## Start
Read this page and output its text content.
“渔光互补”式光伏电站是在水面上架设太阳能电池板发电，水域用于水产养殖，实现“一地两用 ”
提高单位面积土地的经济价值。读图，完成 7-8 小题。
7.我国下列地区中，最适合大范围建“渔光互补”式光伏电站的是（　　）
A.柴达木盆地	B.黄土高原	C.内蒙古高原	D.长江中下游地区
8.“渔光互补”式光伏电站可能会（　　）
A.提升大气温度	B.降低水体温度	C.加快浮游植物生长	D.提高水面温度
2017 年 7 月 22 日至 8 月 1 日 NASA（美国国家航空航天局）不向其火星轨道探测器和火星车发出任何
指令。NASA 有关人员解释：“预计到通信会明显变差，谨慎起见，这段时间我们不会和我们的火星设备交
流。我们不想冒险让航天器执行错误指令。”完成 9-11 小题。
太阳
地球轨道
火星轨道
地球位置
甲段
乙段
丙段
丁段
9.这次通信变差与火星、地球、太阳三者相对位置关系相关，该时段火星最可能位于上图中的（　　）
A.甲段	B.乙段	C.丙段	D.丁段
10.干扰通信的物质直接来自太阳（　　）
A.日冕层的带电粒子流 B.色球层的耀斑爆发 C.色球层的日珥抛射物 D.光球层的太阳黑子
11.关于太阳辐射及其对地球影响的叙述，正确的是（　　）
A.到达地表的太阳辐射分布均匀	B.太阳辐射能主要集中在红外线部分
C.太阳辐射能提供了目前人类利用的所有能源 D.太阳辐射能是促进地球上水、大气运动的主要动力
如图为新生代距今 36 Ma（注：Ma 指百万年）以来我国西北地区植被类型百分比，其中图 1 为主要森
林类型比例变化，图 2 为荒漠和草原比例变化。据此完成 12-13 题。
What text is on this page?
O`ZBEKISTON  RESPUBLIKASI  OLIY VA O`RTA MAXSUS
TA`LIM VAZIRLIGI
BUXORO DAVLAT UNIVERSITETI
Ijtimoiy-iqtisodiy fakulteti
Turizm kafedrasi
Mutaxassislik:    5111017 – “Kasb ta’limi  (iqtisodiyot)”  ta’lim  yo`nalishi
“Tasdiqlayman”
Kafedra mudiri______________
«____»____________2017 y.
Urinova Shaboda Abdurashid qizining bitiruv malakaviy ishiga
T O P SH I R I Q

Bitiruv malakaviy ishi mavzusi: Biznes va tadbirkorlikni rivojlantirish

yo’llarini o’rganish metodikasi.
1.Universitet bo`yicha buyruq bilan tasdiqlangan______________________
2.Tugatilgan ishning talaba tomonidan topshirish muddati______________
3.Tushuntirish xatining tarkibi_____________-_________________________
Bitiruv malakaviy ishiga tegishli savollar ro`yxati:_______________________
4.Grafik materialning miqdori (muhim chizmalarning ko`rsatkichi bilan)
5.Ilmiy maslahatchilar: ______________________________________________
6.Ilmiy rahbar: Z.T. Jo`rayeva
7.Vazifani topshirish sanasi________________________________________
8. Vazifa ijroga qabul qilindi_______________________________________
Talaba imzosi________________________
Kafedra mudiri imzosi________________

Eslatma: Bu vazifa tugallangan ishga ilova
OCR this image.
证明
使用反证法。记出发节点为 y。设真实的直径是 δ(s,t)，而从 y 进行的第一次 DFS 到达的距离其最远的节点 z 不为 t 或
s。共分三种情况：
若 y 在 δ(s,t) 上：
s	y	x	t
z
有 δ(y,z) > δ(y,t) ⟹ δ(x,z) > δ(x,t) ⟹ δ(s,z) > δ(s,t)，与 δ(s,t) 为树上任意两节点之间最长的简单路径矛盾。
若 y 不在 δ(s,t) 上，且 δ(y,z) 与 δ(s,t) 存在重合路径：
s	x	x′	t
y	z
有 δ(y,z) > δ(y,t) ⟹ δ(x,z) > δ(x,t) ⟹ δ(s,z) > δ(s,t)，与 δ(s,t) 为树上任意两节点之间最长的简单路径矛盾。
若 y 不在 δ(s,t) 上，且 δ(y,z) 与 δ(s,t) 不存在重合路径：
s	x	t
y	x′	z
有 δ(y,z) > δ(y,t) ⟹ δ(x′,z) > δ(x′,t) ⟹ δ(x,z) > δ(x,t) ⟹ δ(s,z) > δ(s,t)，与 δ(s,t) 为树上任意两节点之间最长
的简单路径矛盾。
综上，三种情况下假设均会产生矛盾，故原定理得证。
## End
* [PROBLEM REQUIREMENTS]: Reproduce the full set of records precisely.

* [SOLUTION FOR THIS EXERCISE]:
Read this page and output its text content.
“渔光互补”式光伏电站是在水面上架设太阳能电池板发电，水域用于水产养殖，实现“一地两用 ”
提高单位面积土地的经济价值。读图，完成 7-8 小题。
7.我国下列地区中，最适合大范围建“渔光互补”式光伏电站的是（　　）
A.柴达木盆地	B.黄土高原	C.内蒙古高原	D.长江中下游地区
8.“渔光互补”式光伏电站可能会（　　）
A.提升大气温度	B.降低水体温度	C.加快浮游植物生长	D.提高水面温度
2017 年 7 月 22 日至 8 月 1 日 NASA（美国国家航空航天局）不向其火星轨道探测器和火星车发出任何
指令。NASA 有关人员解释：“预计到通信会明显变差，谨慎起见，这段时间我们不会和我们的火星设备交
流。我们不想冒险让航天器执行错误指令。”完成 9-11 小题。
太阳
地球轨道
火星轨道
地球位置
甲段
乙段
丙段
丁段
9.这次通信变差与火星、地球、太阳三者相对位置关系相关，该时段火星最可能位于上图中的（　　）
A.甲段	B.乙段	C.丙段	D.丁段
10.干扰通信的物质直接来自太阳（　　）
A.日冕层的带电粒子流 B.色球层的耀斑爆发 C.色球层的日珥抛射物 D.光球层的太阳黑子
11.关于太阳辐射及其对地球影响的叙述，正确的是（　　）
A.到达地表的太阳辐射分布均匀	B.太阳辐射能主要集中在红外线部分
C.太阳辐射能提供了目前人类利用的所有能源 D.太阳辐射能是促进地球上水、大气运动的主要动力
如图为新生代距今 36 Ma（注：Ma 指百万年）以来我国西北地区植被类型百分比，其中图 1 为主要森
林类型比例变化，图 2 为荒漠和草原比例变化。据此完成 12-13 题。
What text is on this page?
O`ZBEKISTON  RESPUBLIKASI  OLIY VA O`RTA MAXSUS
TA`LIM VAZIRLIGI
BUXORO DAVLAT UNIVERSITETI
Ijtimoiy-iqtisodiy fakulteti
Turizm kafedrasi
Mutaxassislik:    5111017 – “Kasb ta’limi  (iqtisodiyot)”  ta’lim  yo`nalishi
“Tasdiqlayman”
Kafedra mudiri______________
«____»____________2017 y.
Urinova Shaboda Abdurashid qizining bitiruv malakaviy ishiga
T O P SH I R I Q

Bitiruv malakaviy ishi mavzusi: Biznes va tadbirkorlikni rivojlantirish

yo’llarini o’rganish metodikasi.
1.Universitet bo`yicha buyruq bilan tasdiqlangan______________________
2.Tugatilgan ishning talaba tomonidan topshirish muddati______________
3.Tushuntirish xatining tarkibi_____________-_________________________
Bitiruv malakaviy ishiga tegishli savollar ro`yxati:_______________________
4.Grafik materialning miqdori (muhim chizmalarning ko`rsatkichi bilan)
5.Ilmiy maslahatchilar: ______________________________________________
6.Ilmiy rahbar: Z.T. Jo`rayeva
7.Vazifani topshirish sanasi________________________________________
8. Vazifa ijroga qabul qilindi_______________________________________
Talaba imzosi________________________
Kafedra mudiri imzosi________________

Eslatma: Bu vazifa tugallangan ishga ilova
OCR this image.
证明
使用反证法。记出发节点为 y。设真实的直径是 δ(s,t)，而从 y 进行的第一次 DFS 到达的距离其最远的节点 z 不为 t 或
s。共分三种情况：
若 y 在 δ(s,t) 上：
s	y	x	t
z
有 δ(y,z) > δ(y,t) ⟹ δ(x,z) > δ(x,t) ⟹ δ(s,z) > δ(s,t)，与 δ(s,t) 为树上任意两节点之间最长的简单路径矛盾。
若 y 不在 δ(s,t) 上，且 δ(y,z) 与 δ(s,t) 存在重合路径：
s	x	x′	t
y	z
有 δ(y,z) > δ(y,t) ⟹ δ(x,z) > δ(x,t) ⟹ δ(s,z) > δ(s,t)，与 δ(s,t) 为树上任意两节点之间最长的简单路径矛盾。
若 y 不在 δ(s,t) 上，且 δ(y,z) 与 δ(s,t) 不存在重合路径：
s	x	t
y	x′	z
有 δ(y,z) > δ(y,t) ⟹ δ(x′,z) > δ(x′,t) ⟹ δ(x,z) > δ(x,t) ⟹ δ(s,z) > δ(s,t)，与 δ(s,t) 为树上任意两节点之间最长
的简单路径矛盾。
综上，三种情况下假设均会产生矛盾，故原定理得证。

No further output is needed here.